Transcribe all of the material exactly.

━━━━━━━━━━

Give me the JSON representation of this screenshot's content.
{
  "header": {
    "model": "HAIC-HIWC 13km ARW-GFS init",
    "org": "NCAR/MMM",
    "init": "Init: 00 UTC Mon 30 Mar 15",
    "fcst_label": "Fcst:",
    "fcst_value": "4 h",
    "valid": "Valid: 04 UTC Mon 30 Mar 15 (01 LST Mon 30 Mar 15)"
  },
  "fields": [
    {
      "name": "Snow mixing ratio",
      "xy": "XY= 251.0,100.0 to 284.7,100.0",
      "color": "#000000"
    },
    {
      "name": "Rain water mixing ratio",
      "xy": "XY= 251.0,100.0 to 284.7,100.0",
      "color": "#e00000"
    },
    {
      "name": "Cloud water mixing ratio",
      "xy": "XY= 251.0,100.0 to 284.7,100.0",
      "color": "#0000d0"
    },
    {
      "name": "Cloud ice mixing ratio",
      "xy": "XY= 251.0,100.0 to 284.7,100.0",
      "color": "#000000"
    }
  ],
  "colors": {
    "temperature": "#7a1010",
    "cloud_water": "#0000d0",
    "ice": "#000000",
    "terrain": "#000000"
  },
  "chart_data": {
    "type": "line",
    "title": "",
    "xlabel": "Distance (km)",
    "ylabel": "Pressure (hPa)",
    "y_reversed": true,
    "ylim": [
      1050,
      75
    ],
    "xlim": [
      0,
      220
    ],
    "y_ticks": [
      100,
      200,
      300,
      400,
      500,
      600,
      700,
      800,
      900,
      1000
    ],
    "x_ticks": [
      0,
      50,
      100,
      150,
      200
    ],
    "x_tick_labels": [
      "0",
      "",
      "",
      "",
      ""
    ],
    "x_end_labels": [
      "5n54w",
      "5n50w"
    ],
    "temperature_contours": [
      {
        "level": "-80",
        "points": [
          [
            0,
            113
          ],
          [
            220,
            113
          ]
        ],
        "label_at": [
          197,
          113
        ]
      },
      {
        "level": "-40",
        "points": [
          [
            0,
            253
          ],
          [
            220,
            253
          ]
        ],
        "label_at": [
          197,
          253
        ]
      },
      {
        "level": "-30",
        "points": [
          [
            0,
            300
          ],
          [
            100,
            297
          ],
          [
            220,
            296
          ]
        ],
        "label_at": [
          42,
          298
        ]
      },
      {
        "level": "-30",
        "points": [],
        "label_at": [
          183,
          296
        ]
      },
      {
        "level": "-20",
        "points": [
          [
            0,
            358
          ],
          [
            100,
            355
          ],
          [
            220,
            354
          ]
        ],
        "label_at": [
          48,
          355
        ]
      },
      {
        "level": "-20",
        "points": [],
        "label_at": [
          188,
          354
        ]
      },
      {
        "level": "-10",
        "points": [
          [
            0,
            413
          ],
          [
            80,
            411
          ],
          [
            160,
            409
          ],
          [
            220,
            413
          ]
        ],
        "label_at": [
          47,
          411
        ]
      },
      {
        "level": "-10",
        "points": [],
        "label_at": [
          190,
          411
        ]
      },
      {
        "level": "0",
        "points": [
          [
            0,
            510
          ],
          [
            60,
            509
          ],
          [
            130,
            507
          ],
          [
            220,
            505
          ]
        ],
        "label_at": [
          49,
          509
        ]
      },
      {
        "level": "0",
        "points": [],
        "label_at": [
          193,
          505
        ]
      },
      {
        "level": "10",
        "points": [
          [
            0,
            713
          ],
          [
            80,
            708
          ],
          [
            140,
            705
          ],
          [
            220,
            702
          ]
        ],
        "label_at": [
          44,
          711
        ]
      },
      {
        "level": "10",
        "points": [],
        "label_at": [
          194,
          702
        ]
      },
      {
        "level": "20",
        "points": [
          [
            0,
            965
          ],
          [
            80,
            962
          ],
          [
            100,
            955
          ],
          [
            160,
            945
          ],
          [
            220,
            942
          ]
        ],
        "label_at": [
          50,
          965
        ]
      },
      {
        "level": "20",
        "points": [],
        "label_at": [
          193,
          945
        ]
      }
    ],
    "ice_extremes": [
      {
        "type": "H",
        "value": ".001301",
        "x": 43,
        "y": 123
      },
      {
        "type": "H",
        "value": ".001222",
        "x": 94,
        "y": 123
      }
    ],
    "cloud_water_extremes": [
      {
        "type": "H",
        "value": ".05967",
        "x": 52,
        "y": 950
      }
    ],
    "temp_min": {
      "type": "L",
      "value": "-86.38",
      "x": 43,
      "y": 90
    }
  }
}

━━━━━━━━━━

EXERCISE OUTPUT
Give me the JSON representation of this screenshot's content.
{
  "header": {
    "model": "HAIC-HIWC 13km ARW-GFS init",
    "org": "NCAR/MMM",
    "init": "Init: 00 UTC Mon 30 Mar 15",
    "fcst_label": "Fcst:",
    "fcst_value": "4 h",
    "valid": "Valid: 04 UTC Mon 30 Mar 15 (01 LST Mon 30 Mar 15)"
  },
  "fields": [
    {
      "name": "Snow mixing ratio",
      "xy": "XY= 251.0,100.0 to 284.7,100.0",
      "color": "#000000"
    },
    {
      "name": "Rain water mixing ratio",
      "xy": "XY= 251.0,100.0 to 284.7,100.0",
      "color": "#e00000"
    },
    {
      "name": "Cloud water mixing ratio",
      "xy": "XY= 251.0,100.0 to 284.7,100.0",
      "color": "#0000d0"
    },
    {
      "name": "Cloud ice mixing ratio",
      "xy": "XY= 251.0,100.0 to 284.7,100.0",
      "color": "#000000"
    }
  ],
  "colors": {
    "temperature": "#7a1010",
    "cloud_water": "#0000d0",
    "ice": "#000000",
    "terrain": "#000000"
  },
  "chart_data": {
    "type": "line",
    "title": "",
    "xlabel": "Distance (km)",
    "ylabel": "Pressure (hPa)",
    "y_reversed": true,
    "ylim": [
      1050,
      75
    ],
    "xlim": [
      0,
      220
    ],
    "y_ticks": [
      100,
      200,
      300,
      400,
      500,
      600,
      700,
      800,
      900,
      1000
    ],
    "x_ticks": [
      0,
      50,
      100,
      150,
      200
    ],
    "x_tick_labels": [
      "0",
      "",
      "",
      "",
      ""
    ],
    "x_end_labels": [
      "5n54w",
      "5n50w"
    ],
    "temperature_contours": [
      {
        "level": "-80",
        "points": [
          [
            0,
            113
          ],
          [
            220,
            113
          ]
        ],
        "label_at": [
          197,
          113
        ]
      },
      {
        "level": "-40",
        "points": [
          [
            0,
            253
          ],
          [
            220,
            253
          ]
        ],
        "label_at": [
          197,
          253
        ]
      },
      {
        "level": "-30",
        "points": [
          [
            0,
            300
          ],
          [
            100,
            297
          ],
          [
            220,
            296
          ]
        ],
        "label_at": [
          42,
          298
        ]
      },
      {
        "level": "-30",
        "points": [],
        "label_at": [
          183,
          296
        ]
      },
      {
        "level": "-20",
        "points": [
          [
            0,
            358
          ],
          [
            100,
            355
          ],
          [
            220,
            354
          ]
        ],
        "label_at": [
          48,
          355
        ]
      },
      {
        "level": "-20",
        "points": [],
        "label_at": [
          188,
          354
        ]
      },
      {
        "level": "-10",
        "points": [
          [
            0,
            413
          ],
          [
            80,
            411
          ],
          [
            160,
            409
          ],
          [
            220,
            413
          ]
        ],
        "label_at": [
          47,
          411
        ]
      },
      {
        "level": "-10",
        "points": [],
        "label_at": [
          190,
          411
        ]
      },
      {
        "level": "0",
        "points": [
          [
            0,
            510
          ],
          [
            60,
            509
          ],
          [
            130,
            507
          ],
          [
            220,
            505
          ]
        ],
        "label_at": [
          49,
          509
        ]
      },
      {
        "level": "0",
        "points": [],
        "label_at": [
          193,
          505
        ]
      },
      {
        "level": "10",
        "points": [
          [
            0,
            713
          ],
          [
            80,
            708
          ],
          [
            140,
            705
          ],
          [
            220,
            702
          ]
        ],
        "label_at": [
          44,
          711
        ]
      },
      {
        "level": "10",
        "points": [],
        "label_at": [
          194,
          702
        ]
      },
      {
        "level": "20",
        "points": [
          [
            0,
            965
          ],
          [
            80,
            962
          ],
          [
            100,
            955
          ],
          [
            160,
            945
          ],
          [
            220,
            942
          ]
        ],
        "label_at": [
          50,
          965
        ]
      },
      {
        "level": "20",
        "points": [],
        "label_at": [
          193,
          945
        ]
      }
    ],
    "ice_extremes": [
      {
        "type": "H",
        "value": ".001301",
        "x": 43,
        "y": 123
      },
      {
        "type": "H",
        "value": ".001222",
        "x": 94,
        "y": 123
      }
    ],
    "cloud_water_extremes": [
      {
        "type": "H",
        "value": ".05967",
        "x": 52,
        "y": 950
      }
    ],
    "temp_min": {
      "type": "L",
      "value": "-86.38",
      "x": 43,
      "y": 90
    }
  }
}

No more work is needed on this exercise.